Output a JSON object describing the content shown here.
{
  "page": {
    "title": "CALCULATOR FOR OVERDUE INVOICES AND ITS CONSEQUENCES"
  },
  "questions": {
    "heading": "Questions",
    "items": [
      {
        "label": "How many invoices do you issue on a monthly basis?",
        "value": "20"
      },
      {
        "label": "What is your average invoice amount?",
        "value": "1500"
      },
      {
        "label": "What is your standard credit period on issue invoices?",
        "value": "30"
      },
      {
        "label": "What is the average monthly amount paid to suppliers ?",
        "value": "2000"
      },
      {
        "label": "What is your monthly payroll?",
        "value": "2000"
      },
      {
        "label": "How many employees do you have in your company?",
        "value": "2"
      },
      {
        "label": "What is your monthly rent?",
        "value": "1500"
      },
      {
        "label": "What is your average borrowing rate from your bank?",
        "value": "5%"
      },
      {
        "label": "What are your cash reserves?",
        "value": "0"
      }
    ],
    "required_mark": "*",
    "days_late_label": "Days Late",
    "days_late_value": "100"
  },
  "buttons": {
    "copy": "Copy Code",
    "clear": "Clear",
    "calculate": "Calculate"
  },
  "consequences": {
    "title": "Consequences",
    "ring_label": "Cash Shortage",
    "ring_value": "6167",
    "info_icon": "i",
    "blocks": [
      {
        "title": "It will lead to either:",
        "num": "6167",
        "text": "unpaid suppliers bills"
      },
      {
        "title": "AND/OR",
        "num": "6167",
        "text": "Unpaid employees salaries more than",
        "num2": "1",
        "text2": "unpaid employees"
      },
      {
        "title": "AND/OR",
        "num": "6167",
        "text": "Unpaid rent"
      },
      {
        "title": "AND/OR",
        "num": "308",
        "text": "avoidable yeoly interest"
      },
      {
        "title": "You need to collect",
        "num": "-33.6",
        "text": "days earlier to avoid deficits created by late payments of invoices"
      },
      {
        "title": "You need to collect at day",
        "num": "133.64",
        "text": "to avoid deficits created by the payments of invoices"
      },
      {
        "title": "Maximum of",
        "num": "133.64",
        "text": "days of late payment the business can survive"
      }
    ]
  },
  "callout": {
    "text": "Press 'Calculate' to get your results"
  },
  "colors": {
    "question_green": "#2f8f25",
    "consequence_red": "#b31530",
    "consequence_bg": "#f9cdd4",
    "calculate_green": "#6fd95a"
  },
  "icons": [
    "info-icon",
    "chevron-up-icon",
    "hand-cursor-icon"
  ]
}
:::::
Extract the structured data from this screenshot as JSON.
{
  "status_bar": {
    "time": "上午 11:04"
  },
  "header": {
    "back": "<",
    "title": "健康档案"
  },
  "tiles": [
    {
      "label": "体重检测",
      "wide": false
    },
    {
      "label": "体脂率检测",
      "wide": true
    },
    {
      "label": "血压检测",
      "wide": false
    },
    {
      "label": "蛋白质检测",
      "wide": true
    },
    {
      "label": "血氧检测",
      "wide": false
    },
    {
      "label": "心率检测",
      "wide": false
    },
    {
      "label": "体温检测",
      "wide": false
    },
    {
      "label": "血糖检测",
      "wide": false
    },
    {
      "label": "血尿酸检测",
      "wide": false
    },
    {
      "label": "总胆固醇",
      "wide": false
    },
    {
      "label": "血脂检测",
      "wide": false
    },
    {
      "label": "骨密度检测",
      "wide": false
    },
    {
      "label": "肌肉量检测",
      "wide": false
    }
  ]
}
:::::
TASK REQUIREMENTS
Pick out the lines containing the string "monthly" and show them.

THE SOLUTION
        "label": "How many invoices do you issue on a monthly basis?",
        "label": "What is the average monthly amount paid to suppliers ?",
        "label": "What is your monthly payroll?",
        "label": "What is your monthly rent?",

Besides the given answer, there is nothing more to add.